--- Begin Data for the task ---
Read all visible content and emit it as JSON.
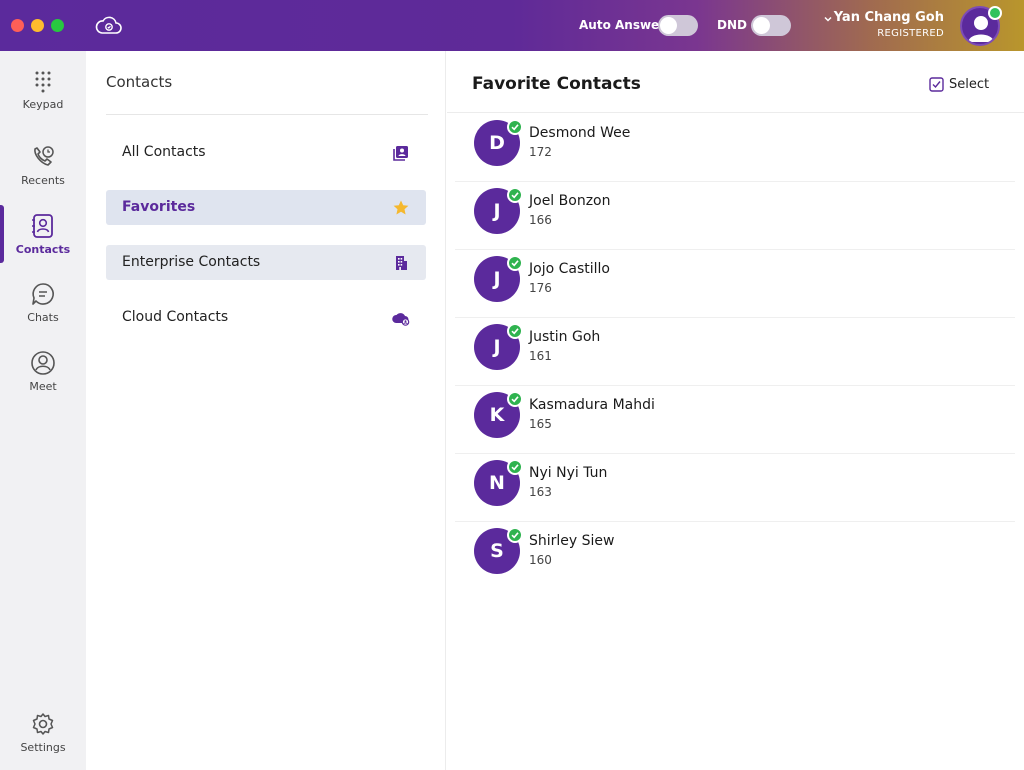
{
  "titlebar": {
    "auto_answer_label": "Auto Answer",
    "dnd_label": "DND",
    "user_name": "Yan Chang Goh",
    "user_status": "REGISTERED",
    "brand_color": "#5b2a9c",
    "presence_color": "#2fc25b"
  },
  "nav": {
    "keypad": "Keypad",
    "recents": "Recents",
    "contacts": "Contacts",
    "chats": "Chats",
    "meet": "Meet",
    "settings": "Settings"
  },
  "contacts_panel": {
    "title": "Contacts",
    "categories": [
      {
        "label": "All Contacts",
        "icon": "contact-book-icon"
      },
      {
        "label": "Favorites",
        "icon": "star-icon"
      },
      {
        "label": "Enterprise Contacts",
        "icon": "building-icon"
      },
      {
        "label": "Cloud Contacts",
        "icon": "cloud-user-icon"
      }
    ]
  },
  "favorites": {
    "title": "Favorite Contacts",
    "select_label": "Select",
    "contacts": [
      {
        "initial": "D",
        "name": "Desmond Wee",
        "ext": "172"
      },
      {
        "initial": "J",
        "name": "Joel Bonzon",
        "ext": "166"
      },
      {
        "initial": "J",
        "name": "Jojo Castillo",
        "ext": "176"
      },
      {
        "initial": "J",
        "name": "Justin Goh",
        "ext": "161"
      },
      {
        "initial": "K",
        "name": "Kasmadura Mahdi",
        "ext": "165"
      },
      {
        "initial": "N",
        "name": "Nyi Nyi Tun",
        "ext": "163"
      },
      {
        "initial": "S",
        "name": "Shirley Siew",
        "ext": "160"
      }
    ]
  }
}
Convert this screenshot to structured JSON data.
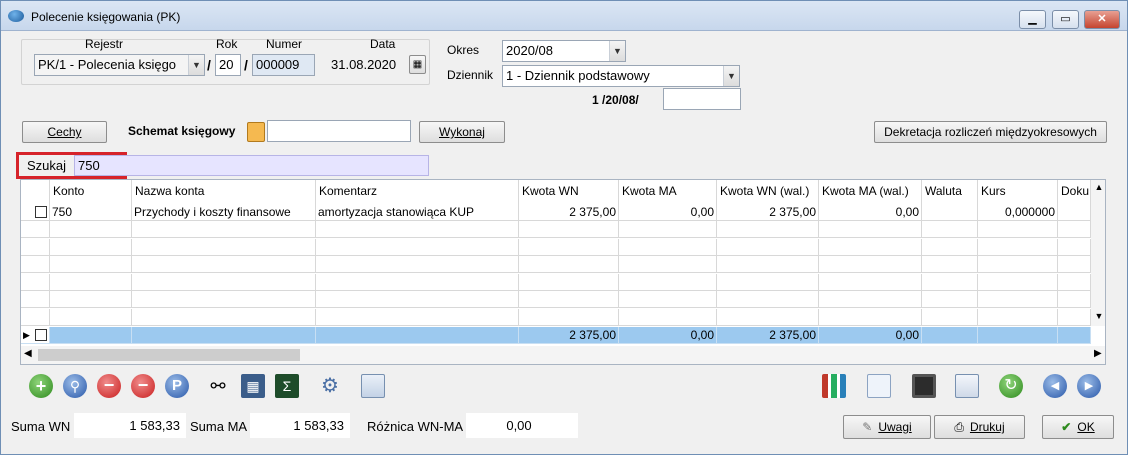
{
  "window": {
    "title": "Polecenie księgowania (PK)"
  },
  "header": {
    "rejestr_label": "Rejestr",
    "rejestr_value": "PK/1  - Polecenia księgo",
    "rok_label": "Rok",
    "rok_value": "20",
    "numer_label": "Numer",
    "numer_value": "000009",
    "data_label": "Data",
    "data_value": "31.08.2020",
    "slash1": "/",
    "slash2": "/",
    "okres_label": "Okres",
    "okres_value": "2020/08",
    "dziennik_label": "Dziennik",
    "dziennik_value": "1 - Dziennik podstawowy",
    "dziennik_number": "1 /20/08/",
    "dziennik_number_input": ""
  },
  "toolbar": {
    "cechy": "Cechy",
    "schemat_label": "Schemat księgowy",
    "schemat_value": "",
    "wykonaj": "Wykonaj",
    "dekretacja": "Dekretacja rozliczeń międzyokresowych"
  },
  "search": {
    "label": "Szukaj",
    "value": "750"
  },
  "grid": {
    "columns": [
      "Konto",
      "Nazwa konta",
      "Komentarz",
      "Kwota WN",
      "Kwota MA",
      "Kwota WN (wal.)",
      "Kwota MA (wal.)",
      "Waluta",
      "Kurs",
      "Doku"
    ],
    "rows": [
      {
        "konto": "750",
        "nazwa": "Przychody i koszty finansowe",
        "komentarz": "amortyzacja stanowiąca KUP",
        "kwota_wn": "2 375,00",
        "kwota_ma": "0,00",
        "kwota_wn_wal": "2 375,00",
        "kwota_ma_wal": "0,00",
        "waluta": "",
        "kurs": "0,000000",
        "doku": ""
      }
    ],
    "totals": {
      "kwota_wn": "2 375,00",
      "kwota_ma": "0,00",
      "kwota_wn_wal": "2 375,00",
      "kwota_ma_wal": "0,00"
    }
  },
  "icons": [
    "add-icon",
    "preview-icon",
    "delete-icon",
    "remove-filter-icon",
    "p-icon",
    "binoculars-icon",
    "calendar-grid-icon",
    "sigma-icon",
    "gears-icon",
    "window-chart-icon",
    "bar-chart-icon",
    "document-icon",
    "save-icon",
    "windows-icon",
    "refresh-icon",
    "prev-icon",
    "next-icon"
  ],
  "footer": {
    "suma_wn_label": "Suma WN",
    "suma_wn_value": "1 583,33",
    "suma_ma_label": "Suma MA",
    "suma_ma_value": "1 583,33",
    "roznica_label": "Różnica WN-MA",
    "roznica_value": "0,00",
    "uwagi": "Uwagi",
    "drukuj": "Drukuj",
    "ok": "OK"
  },
  "colors": {
    "highlight_red": "#d6232a",
    "selected_row": "#9cc9ef",
    "search_bg": "#e6e4ff"
  }
}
--- End Data for the task ---
Problem statement:
All of the entries above should be copied exactly, except for the pictures.

The completed task:
Read all visible content and emit it as JSON.
{
  "titlebar": {
    "auto_answer_label": "Auto Answer",
    "dnd_label": "DND",
    "user_name": "Yan Chang Goh",
    "user_status": "REGISTERED",
    "brand_color": "#5b2a9c",
    "presence_color": "#2fc25b"
  },
  "nav": {
    "keypad": "Keypad",
    "recents": "Recents",
    "contacts": "Contacts",
    "chats": "Chats",
    "meet": "Meet",
    "settings": "Settings"
  },
  "contacts_panel": {
    "title": "Contacts",
    "categories": [
      {
        "label": "All Contacts",
        "icon": "contact-book-icon"
      },
      {
        "label": "Favorites",
        "icon": "star-icon"
      },
      {
        "label": "Enterprise Contacts",
        "icon": "building-icon"
      },
      {
        "label": "Cloud Contacts",
        "icon": "cloud-user-icon"
      }
    ]
  },
  "favorites": {
    "title": "Favorite Contacts",
    "select_label": "Select",
    "contacts": [
      {
        "initial": "D",
        "name": "Desmond Wee",
        "ext": "172"
      },
      {
        "initial": "J",
        "name": "Joel Bonzon",
        "ext": "166"
      },
      {
        "initial": "J",
        "name": "Jojo Castillo",
        "ext": "176"
      },
      {
        "initial": "J",
        "name": "Justin Goh",
        "ext": "161"
      },
      {
        "initial": "K",
        "name": "Kasmadura Mahdi",
        "ext": "165"
      },
      {
        "initial": "N",
        "name": "Nyi Nyi Tun",
        "ext": "163"
      },
      {
        "initial": "S",
        "name": "Shirley Siew",
        "ext": "160"
      }
    ]
  }
}
Convert this screenshot to structured JSON data.
{
  "window": {
    "title": "Polecenie księgowania (PK)"
  },
  "header": {
    "rejestr_label": "Rejestr",
    "rejestr_value": "PK/1  - Polecenia księgo",
    "rok_label": "Rok",
    "rok_value": "20",
    "numer_label": "Numer",
    "numer_value": "000009",
    "data_label": "Data",
    "data_value": "31.08.2020",
    "slash1": "/",
    "slash2": "/",
    "okres_label": "Okres",
    "okres_value": "2020/08",
    "dziennik_label": "Dziennik",
    "dziennik_value": "1 - Dziennik podstawowy",
    "dziennik_number": "1 /20/08/",
    "dziennik_number_input": ""
  },
  "toolbar": {
    "cechy": "Cechy",
    "schemat_label": "Schemat księgowy",
    "schemat_value": "",
    "wykonaj": "Wykonaj",
    "dekretacja": "Dekretacja rozliczeń międzyokresowych"
  },
  "search": {
    "label": "Szukaj",
    "value": "750"
  },
  "grid": {
    "columns": [
      "Konto",
      "Nazwa konta",
      "Komentarz",
      "Kwota WN",
      "Kwota MA",
      "Kwota WN (wal.)",
      "Kwota MA (wal.)",
      "Waluta",
      "Kurs",
      "Doku"
    ],
    "rows": [
      {
        "konto": "750",
        "nazwa": "Przychody i koszty finansowe",
        "komentarz": "amortyzacja stanowiąca KUP",
        "kwota_wn": "2 375,00",
        "kwota_ma": "0,00",
        "kwota_wn_wal": "2 375,00",
        "kwota_ma_wal": "0,00",
        "waluta": "",
        "kurs": "0,000000",
        "doku": ""
      }
    ],
    "totals": {
      "kwota_wn": "2 375,00",
      "kwota_ma": "0,00",
      "kwota_wn_wal": "2 375,00",
      "kwota_ma_wal": "0,00"
    }
  },
  "icons": [
    "add-icon",
    "preview-icon",
    "delete-icon",
    "remove-filter-icon",
    "p-icon",
    "binoculars-icon",
    "calendar-grid-icon",
    "sigma-icon",
    "gears-icon",
    "window-chart-icon",
    "bar-chart-icon",
    "document-icon",
    "save-icon",
    "windows-icon",
    "refresh-icon",
    "prev-icon",
    "next-icon"
  ],
  "footer": {
    "suma_wn_label": "Suma WN",
    "suma_wn_value": "1 583,33",
    "suma_ma_label": "Suma MA",
    "suma_ma_value": "1 583,33",
    "roznica_label": "Różnica WN-MA",
    "roznica_value": "0,00",
    "uwagi": "Uwagi",
    "drukuj": "Drukuj",
    "ok": "OK"
  },
  "colors": {
    "highlight_red": "#d6232a",
    "selected_row": "#9cc9ef",
    "search_bg": "#e6e4ff"
  }
}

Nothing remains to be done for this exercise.